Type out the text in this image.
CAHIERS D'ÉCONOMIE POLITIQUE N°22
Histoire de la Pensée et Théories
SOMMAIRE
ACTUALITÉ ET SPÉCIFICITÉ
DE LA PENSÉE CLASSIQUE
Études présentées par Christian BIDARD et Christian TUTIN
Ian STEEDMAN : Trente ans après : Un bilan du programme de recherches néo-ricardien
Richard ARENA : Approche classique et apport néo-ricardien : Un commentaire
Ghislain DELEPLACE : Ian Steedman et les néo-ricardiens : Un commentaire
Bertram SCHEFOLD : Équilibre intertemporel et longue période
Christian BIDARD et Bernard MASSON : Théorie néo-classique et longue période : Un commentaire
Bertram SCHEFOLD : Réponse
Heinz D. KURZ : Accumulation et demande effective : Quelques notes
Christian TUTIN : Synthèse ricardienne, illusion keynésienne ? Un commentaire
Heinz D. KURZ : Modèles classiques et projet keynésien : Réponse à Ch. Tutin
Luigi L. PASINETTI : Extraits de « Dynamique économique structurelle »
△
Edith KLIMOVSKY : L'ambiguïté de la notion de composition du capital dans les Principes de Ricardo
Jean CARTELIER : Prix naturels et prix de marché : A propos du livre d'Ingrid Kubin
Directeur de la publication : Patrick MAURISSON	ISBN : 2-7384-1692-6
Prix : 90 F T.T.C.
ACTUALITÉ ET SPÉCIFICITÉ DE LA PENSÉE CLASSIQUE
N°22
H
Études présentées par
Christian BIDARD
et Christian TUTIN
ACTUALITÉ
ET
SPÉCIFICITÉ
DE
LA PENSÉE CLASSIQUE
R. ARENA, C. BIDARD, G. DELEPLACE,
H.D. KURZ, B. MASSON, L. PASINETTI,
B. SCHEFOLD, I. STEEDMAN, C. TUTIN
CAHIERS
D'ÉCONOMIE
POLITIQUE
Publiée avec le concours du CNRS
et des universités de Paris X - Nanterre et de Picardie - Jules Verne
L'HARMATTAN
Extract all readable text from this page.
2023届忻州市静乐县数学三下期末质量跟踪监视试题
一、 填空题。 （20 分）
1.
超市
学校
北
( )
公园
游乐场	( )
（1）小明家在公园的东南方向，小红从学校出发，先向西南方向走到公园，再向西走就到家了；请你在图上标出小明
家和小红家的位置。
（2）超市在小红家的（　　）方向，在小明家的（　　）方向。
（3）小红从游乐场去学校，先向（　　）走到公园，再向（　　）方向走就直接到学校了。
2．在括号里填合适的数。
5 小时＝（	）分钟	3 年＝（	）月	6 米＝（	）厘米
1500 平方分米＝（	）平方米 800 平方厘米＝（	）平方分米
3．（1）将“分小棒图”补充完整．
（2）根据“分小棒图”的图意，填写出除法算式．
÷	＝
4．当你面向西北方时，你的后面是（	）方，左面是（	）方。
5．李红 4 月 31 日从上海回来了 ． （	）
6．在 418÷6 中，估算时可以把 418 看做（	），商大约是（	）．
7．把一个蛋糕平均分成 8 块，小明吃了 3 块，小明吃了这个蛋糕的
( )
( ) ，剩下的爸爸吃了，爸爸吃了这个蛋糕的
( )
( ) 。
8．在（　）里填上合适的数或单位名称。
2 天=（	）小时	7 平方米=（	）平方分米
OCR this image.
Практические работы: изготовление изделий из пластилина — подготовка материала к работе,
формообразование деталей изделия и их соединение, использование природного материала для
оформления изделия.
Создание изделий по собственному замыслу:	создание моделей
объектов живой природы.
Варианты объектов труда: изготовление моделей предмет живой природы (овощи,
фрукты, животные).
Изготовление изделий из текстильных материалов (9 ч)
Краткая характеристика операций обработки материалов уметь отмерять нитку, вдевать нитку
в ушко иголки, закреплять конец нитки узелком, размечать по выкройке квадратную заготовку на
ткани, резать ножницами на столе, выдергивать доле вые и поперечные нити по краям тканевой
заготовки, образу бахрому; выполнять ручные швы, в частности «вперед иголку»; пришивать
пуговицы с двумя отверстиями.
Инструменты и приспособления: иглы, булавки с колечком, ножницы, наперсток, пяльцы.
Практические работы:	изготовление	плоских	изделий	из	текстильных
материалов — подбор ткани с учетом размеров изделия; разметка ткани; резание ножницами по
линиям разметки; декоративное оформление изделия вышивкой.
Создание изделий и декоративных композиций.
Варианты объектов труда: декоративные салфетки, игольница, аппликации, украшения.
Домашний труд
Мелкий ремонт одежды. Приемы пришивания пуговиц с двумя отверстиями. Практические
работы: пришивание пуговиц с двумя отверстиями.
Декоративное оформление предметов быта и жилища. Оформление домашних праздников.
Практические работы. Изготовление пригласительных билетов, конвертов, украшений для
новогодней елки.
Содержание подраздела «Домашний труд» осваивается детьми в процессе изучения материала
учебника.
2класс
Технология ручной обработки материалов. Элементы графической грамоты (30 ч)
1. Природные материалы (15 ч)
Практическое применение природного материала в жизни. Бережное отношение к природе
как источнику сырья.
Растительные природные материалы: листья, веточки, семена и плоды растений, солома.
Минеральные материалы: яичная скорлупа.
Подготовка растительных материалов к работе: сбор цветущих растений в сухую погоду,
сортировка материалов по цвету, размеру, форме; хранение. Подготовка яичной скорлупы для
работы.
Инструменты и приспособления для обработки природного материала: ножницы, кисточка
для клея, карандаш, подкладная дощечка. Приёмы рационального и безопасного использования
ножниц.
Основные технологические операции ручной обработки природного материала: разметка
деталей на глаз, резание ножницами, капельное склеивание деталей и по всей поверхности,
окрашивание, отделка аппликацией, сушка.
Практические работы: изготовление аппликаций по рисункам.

──────────────────────────────

Repeat the data verbatim.

§ FULL SOLUTION
Type out the text in this image.
CAHIERS D'ÉCONOMIE POLITIQUE N°22
Histoire de la Pensée et Théories
SOMMAIRE
ACTUALITÉ ET SPÉCIFICITÉ
DE LA PENSÉE CLASSIQUE
Études présentées par Christian BIDARD et Christian TUTIN
Ian STEEDMAN : Trente ans après : Un bilan du programme de recherches néo-ricardien
Richard ARENA : Approche classique et apport néo-ricardien : Un commentaire
Ghislain DELEPLACE : Ian Steedman et les néo-ricardiens : Un commentaire
Bertram SCHEFOLD : Équilibre intertemporel et longue période
Christian BIDARD et Bernard MASSON : Théorie néo-classique et longue période : Un commentaire
Bertram SCHEFOLD : Réponse
Heinz D. KURZ : Accumulation et demande effective : Quelques notes
Christian TUTIN : Synthèse ricardienne, illusion keynésienne ? Un commentaire
Heinz D. KURZ : Modèles classiques et projet keynésien : Réponse à Ch. Tutin
Luigi L. PASINETTI : Extraits de « Dynamique économique structurelle »
△
Edith KLIMOVSKY : L'ambiguïté de la notion de composition du capital dans les Principes de Ricardo
Jean CARTELIER : Prix naturels et prix de marché : A propos du livre d'Ingrid Kubin
Directeur de la publication : Patrick MAURISSON	ISBN : 2-7384-1692-6
Prix : 90 F T.T.C.
ACTUALITÉ ET SPÉCIFICITÉ DE LA PENSÉE CLASSIQUE
N°22
H
Études présentées par
Christian BIDARD
et Christian TUTIN
ACTUALITÉ
ET
SPÉCIFICITÉ
DE
LA PENSÉE CLASSIQUE
R. ARENA, C. BIDARD, G. DELEPLACE,
H.D. KURZ, B. MASSON, L. PASINETTI,
B. SCHEFOLD, I. STEEDMAN, C. TUTIN
CAHIERS
D'ÉCONOMIE
POLITIQUE
Publiée avec le concours du CNRS
et des universités de Paris X - Nanterre et de Picardie - Jules Verne
L'HARMATTAN
Extract all readable text from this page.
2023届忻州市静乐县数学三下期末质量跟踪监视试题
一、 填空题。 （20 分）
1.
超市
学校
北
( )
公园
游乐场	( )
（1）小明家在公园的东南方向，小红从学校出发，先向西南方向走到公园，再向西走就到家了；请你在图上标出小明
家和小红家的位置。
（2）超市在小红家的（　　）方向，在小明家的（　　）方向。
（3）小红从游乐场去学校，先向（　　）走到公园，再向（　　）方向走就直接到学校了。
2．在括号里填合适的数。
5 小时＝（	）分钟	3 年＝（	）月	6 米＝（	）厘米
1500 平方分米＝（	）平方米 800 平方厘米＝（	）平方分米
3．（1）将“分小棒图”补充完整．
（2）根据“分小棒图”的图意，填写出除法算式．
÷	＝
4．当你面向西北方时，你的后面是（	）方，左面是（	）方。
5．李红 4 月 31 日从上海回来了 ． （	）
6．在 418÷6 中，估算时可以把 418 看做（	），商大约是（	）．
7．把一个蛋糕平均分成 8 块，小明吃了 3 块，小明吃了这个蛋糕的
( )
( ) ，剩下的爸爸吃了，爸爸吃了这个蛋糕的
( )
( ) 。
8．在（　）里填上合适的数或单位名称。
2 天=（	）小时	7 平方米=（	）平方分米
OCR this image.
Практические работы: изготовление изделий из пластилина — подготовка материала к работе,
формообразование деталей изделия и их соединение, использование природного материала для
оформления изделия.
Создание изделий по собственному замыслу:	создание моделей
объектов живой природы.
Варианты объектов труда: изготовление моделей предмет живой природы (овощи,
фрукты, животные).
Изготовление изделий из текстильных материалов (9 ч)
Краткая характеристика операций обработки материалов уметь отмерять нитку, вдевать нитку
в ушко иголки, закреплять конец нитки узелком, размечать по выкройке квадратную заготовку на
ткани, резать ножницами на столе, выдергивать доле вые и поперечные нити по краям тканевой
заготовки, образу бахрому; выполнять ручные швы, в частности «вперед иголку»; пришивать
пуговицы с двумя отверстиями.
Инструменты и приспособления: иглы, булавки с колечком, ножницы, наперсток, пяльцы.
Практические работы:	изготовление	плоских	изделий	из	текстильных
материалов — подбор ткани с учетом размеров изделия; разметка ткани; резание ножницами по
линиям разметки; декоративное оформление изделия вышивкой.
Создание изделий и декоративных композиций.
Варианты объектов труда: декоративные салфетки, игольница, аппликации, украшения.
Домашний труд
Мелкий ремонт одежды. Приемы пришивания пуговиц с двумя отверстиями. Практические
работы: пришивание пуговиц с двумя отверстиями.
Декоративное оформление предметов быта и жилища. Оформление домашних праздников.
Практические работы. Изготовление пригласительных билетов, конвертов, украшений для
новогодней елки.
Содержание подраздела «Домашний труд» осваивается детьми в процессе изучения материала
учебника.
2класс
Технология ручной обработки материалов. Элементы графической грамоты (30 ч)
1. Природные материалы (15 ч)
Практическое применение природного материала в жизни. Бережное отношение к природе
как источнику сырья.
Растительные природные материалы: листья, веточки, семена и плоды растений, солома.
Минеральные материалы: яичная скорлупа.
Подготовка растительных материалов к работе: сбор цветущих растений в сухую погоду,
сортировка материалов по цвету, размеру, форме; хранение. Подготовка яичной скорлупы для
работы.
Инструменты и приспособления для обработки природного материала: ножницы, кисточка
для клея, карандаш, подкладная дощечка. Приёмы рационального и безопасного использования
ножниц.
Основные технологические операции ручной обработки природного материала: разметка
деталей на глаз, резание ножницами, капельное склеивание деталей и по всей поверхности,
окрашивание, отделка аппликацией, сушка.
Практические работы: изготовление аппликаций по рисункам.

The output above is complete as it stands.